■ PROBLEM DETAILS:
Which lines in the records below contain the word "name"? Copy each one out.

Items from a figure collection
======
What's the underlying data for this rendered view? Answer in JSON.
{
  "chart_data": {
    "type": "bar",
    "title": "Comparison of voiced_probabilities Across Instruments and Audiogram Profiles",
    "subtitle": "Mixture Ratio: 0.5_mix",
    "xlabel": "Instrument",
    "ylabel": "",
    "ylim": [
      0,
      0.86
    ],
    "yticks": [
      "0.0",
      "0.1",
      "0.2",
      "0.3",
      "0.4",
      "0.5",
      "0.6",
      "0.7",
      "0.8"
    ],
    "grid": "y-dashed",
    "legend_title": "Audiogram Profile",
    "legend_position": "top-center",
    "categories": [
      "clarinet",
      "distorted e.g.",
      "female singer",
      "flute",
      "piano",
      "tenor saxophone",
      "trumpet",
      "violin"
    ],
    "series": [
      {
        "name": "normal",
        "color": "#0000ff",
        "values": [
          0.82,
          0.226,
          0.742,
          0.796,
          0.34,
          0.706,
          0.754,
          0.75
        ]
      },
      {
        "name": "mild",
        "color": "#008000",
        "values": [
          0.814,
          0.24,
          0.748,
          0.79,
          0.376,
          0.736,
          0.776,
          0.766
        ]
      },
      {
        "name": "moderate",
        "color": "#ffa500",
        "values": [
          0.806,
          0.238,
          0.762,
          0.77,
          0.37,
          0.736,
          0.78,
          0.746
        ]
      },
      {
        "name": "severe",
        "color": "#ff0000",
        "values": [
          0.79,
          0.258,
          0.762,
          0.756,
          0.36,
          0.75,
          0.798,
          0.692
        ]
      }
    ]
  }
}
======
■ EXERCISE RESULT:
        "name": "normal",
        "name": "mild",
        "name": "moderate",
        "name": "severe",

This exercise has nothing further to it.